RECORDS SUPPLIED
>> BEGIN

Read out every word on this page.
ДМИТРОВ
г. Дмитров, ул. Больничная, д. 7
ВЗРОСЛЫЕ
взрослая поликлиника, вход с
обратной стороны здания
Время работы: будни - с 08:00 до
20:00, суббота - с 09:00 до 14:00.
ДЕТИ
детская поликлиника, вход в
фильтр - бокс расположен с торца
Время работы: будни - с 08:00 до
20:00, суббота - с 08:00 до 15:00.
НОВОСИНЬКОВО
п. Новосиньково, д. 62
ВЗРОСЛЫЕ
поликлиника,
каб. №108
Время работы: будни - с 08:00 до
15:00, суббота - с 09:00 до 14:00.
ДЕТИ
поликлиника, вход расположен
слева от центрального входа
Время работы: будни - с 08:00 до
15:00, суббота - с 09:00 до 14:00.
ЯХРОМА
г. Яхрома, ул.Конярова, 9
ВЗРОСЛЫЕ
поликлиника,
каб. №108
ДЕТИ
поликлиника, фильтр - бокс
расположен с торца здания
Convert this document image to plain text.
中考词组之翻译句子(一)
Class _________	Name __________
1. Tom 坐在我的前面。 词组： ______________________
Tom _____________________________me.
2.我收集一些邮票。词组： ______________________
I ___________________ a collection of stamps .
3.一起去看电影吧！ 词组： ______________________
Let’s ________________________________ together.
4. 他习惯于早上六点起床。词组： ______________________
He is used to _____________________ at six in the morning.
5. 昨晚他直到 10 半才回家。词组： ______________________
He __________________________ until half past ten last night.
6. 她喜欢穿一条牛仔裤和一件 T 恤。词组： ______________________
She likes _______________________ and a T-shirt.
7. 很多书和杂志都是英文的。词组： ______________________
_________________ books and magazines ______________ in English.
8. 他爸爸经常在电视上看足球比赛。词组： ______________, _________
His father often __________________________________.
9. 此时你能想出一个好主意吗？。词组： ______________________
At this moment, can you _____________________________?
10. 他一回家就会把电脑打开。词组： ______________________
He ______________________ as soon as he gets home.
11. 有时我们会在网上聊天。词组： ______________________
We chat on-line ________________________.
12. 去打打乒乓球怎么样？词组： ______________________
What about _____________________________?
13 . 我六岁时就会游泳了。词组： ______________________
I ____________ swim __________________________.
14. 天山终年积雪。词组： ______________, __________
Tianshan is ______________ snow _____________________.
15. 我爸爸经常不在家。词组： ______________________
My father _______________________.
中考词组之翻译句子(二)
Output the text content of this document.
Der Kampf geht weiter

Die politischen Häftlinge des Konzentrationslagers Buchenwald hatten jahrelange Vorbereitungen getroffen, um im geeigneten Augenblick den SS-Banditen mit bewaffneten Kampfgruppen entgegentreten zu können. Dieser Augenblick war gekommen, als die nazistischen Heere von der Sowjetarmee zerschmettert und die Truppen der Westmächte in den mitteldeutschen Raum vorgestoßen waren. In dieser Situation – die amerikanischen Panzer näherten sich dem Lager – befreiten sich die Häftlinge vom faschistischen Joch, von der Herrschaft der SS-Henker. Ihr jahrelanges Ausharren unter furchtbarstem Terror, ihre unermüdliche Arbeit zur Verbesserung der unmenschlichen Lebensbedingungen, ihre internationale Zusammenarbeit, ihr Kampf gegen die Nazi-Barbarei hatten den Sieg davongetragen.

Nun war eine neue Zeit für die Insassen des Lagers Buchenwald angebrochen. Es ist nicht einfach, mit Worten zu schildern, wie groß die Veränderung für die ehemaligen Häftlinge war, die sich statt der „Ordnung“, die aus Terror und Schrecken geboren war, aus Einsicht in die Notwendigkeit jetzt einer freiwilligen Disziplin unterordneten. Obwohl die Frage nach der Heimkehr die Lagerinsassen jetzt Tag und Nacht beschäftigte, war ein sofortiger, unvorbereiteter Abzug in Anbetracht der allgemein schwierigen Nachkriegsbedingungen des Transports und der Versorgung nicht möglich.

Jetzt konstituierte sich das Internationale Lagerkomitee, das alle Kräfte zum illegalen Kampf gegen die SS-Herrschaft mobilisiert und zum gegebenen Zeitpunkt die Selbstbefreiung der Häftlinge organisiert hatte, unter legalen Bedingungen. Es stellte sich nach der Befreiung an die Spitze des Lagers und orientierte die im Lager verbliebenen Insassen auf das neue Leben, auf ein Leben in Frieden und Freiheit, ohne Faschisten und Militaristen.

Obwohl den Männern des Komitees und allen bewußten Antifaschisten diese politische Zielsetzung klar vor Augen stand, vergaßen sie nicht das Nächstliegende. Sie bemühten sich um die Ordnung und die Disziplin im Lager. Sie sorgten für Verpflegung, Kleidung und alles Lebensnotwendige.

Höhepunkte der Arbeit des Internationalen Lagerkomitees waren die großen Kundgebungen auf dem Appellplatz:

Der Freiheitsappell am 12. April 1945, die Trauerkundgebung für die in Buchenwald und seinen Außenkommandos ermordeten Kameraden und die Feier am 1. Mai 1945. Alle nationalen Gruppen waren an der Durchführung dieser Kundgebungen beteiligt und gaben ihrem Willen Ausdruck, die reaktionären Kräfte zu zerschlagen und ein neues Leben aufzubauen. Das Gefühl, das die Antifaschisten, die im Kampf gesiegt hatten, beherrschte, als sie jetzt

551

>> END

GOAL
Exactly reproduce every line of the data above.

FINAL ANSWER
Read out every word on this page.
ДМИТРОВ
г. Дмитров, ул. Больничная, д. 7
ВЗРОСЛЫЕ
взрослая поликлиника, вход с
обратной стороны здания
Время работы: будни - с 08:00 до
20:00, суббота - с 09:00 до 14:00.
ДЕТИ
детская поликлиника, вход в
фильтр - бокс расположен с торца
Время работы: будни - с 08:00 до
20:00, суббота - с 08:00 до 15:00.
НОВОСИНЬКОВО
п. Новосиньково, д. 62
ВЗРОСЛЫЕ
поликлиника,
каб. №108
Время работы: будни - с 08:00 до
15:00, суббота - с 09:00 до 14:00.
ДЕТИ
поликлиника, вход расположен
слева от центрального входа
Время работы: будни - с 08:00 до
15:00, суббота - с 09:00 до 14:00.
ЯХРОМА
г. Яхрома, ул.Конярова, 9
ВЗРОСЛЫЕ
поликлиника,
каб. №108
ДЕТИ
поликлиника, фильтр - бокс
расположен с торца здания
Convert this document image to plain text.
中考词组之翻译句子(一)
Class _________	Name __________
1. Tom 坐在我的前面。 词组： ______________________
Tom _____________________________me.
2.我收集一些邮票。词组： ______________________
I ___________________ a collection of stamps .
3.一起去看电影吧！ 词组： ______________________
Let’s ________________________________ together.
4. 他习惯于早上六点起床。词组： ______________________
He is used to _____________________ at six in the morning.
5. 昨晚他直到 10 半才回家。词组： ______________________
He __________________________ until half past ten last night.
6. 她喜欢穿一条牛仔裤和一件 T 恤。词组： ______________________
She likes _______________________ and a T-shirt.
7. 很多书和杂志都是英文的。词组： ______________________
_________________ books and magazines ______________ in English.
8. 他爸爸经常在电视上看足球比赛。词组： ______________, _________
His father often __________________________________.
9. 此时你能想出一个好主意吗？。词组： ______________________
At this moment, can you _____________________________?
10. 他一回家就会把电脑打开。词组： ______________________
He ______________________ as soon as he gets home.
11. 有时我们会在网上聊天。词组： ______________________
We chat on-line ________________________.
12. 去打打乒乓球怎么样？词组： ______________________
What about _____________________________?
13 . 我六岁时就会游泳了。词组： ______________________
I ____________ swim __________________________.
14. 天山终年积雪。词组： ______________, __________
Tianshan is ______________ snow _____________________.
15. 我爸爸经常不在家。词组： ______________________
My father _______________________.
中考词组之翻译句子(二)
Output the text content of this document.
Der Kampf geht weiter

Die politischen Häftlinge des Konzentrationslagers Buchenwald hatten jahrelange Vorbereitungen getroffen, um im geeigneten Augenblick den SS-Banditen mit bewaffneten Kampfgruppen entgegentreten zu können. Dieser Augenblick war gekommen, als die nazistischen Heere von der Sowjetarmee zerschmettert und die Truppen der Westmächte in den mitteldeutschen Raum vorgestoßen waren. In dieser Situation – die amerikanischen Panzer näherten sich dem Lager – befreiten sich die Häftlinge vom faschistischen Joch, von der Herrschaft der SS-Henker. Ihr jahrelanges Ausharren unter furchtbarstem Terror, ihre unermüdliche Arbeit zur Verbesserung der unmenschlichen Lebensbedingungen, ihre internationale Zusammenarbeit, ihr Kampf gegen die Nazi-Barbarei hatten den Sieg davongetragen.

Nun war eine neue Zeit für die Insassen des Lagers Buchenwald angebrochen. Es ist nicht einfach, mit Worten zu schildern, wie groß die Veränderung für die ehemaligen Häftlinge war, die sich statt der „Ordnung“, die aus Terror und Schrecken geboren war, aus Einsicht in die Notwendigkeit jetzt einer freiwilligen Disziplin unterordneten. Obwohl die Frage nach der Heimkehr die Lagerinsassen jetzt Tag und Nacht beschäftigte, war ein sofortiger, unvorbereiteter Abzug in Anbetracht der allgemein schwierigen Nachkriegsbedingungen des Transports und der Versorgung nicht möglich.

Jetzt konstituierte sich das Internationale Lagerkomitee, das alle Kräfte zum illegalen Kampf gegen die SS-Herrschaft mobilisiert und zum gegebenen Zeitpunkt die Selbstbefreiung der Häftlinge organisiert hatte, unter legalen Bedingungen. Es stellte sich nach der Befreiung an die Spitze des Lagers und orientierte die im Lager verbliebenen Insassen auf das neue Leben, auf ein Leben in Frieden und Freiheit, ohne Faschisten und Militaristen.

Obwohl den Männern des Komitees und allen bewußten Antifaschisten diese politische Zielsetzung klar vor Augen stand, vergaßen sie nicht das Nächstliegende. Sie bemühten sich um die Ordnung und die Disziplin im Lager. Sie sorgten für Verpflegung, Kleidung und alles Lebensnotwendige.

Höhepunkte der Arbeit des Internationalen Lagerkomitees waren die großen Kundgebungen auf dem Appellplatz:

Der Freiheitsappell am 12. April 1945, die Trauerkundgebung für die in Buchenwald und seinen Außenkommandos ermordeten Kameraden und die Feier am 1. Mai 1945. Alle nationalen Gruppen waren an der Durchführung dieser Kundgebungen beteiligt und gaben ihrem Willen Ausdruck, die reaktionären Kräfte zu zerschlagen und ein neues Leben aufzubauen. Das Gefühl, das die Antifaschisten, die im Kampf gesiegt hatten, beherrschte, als sie jetzt

551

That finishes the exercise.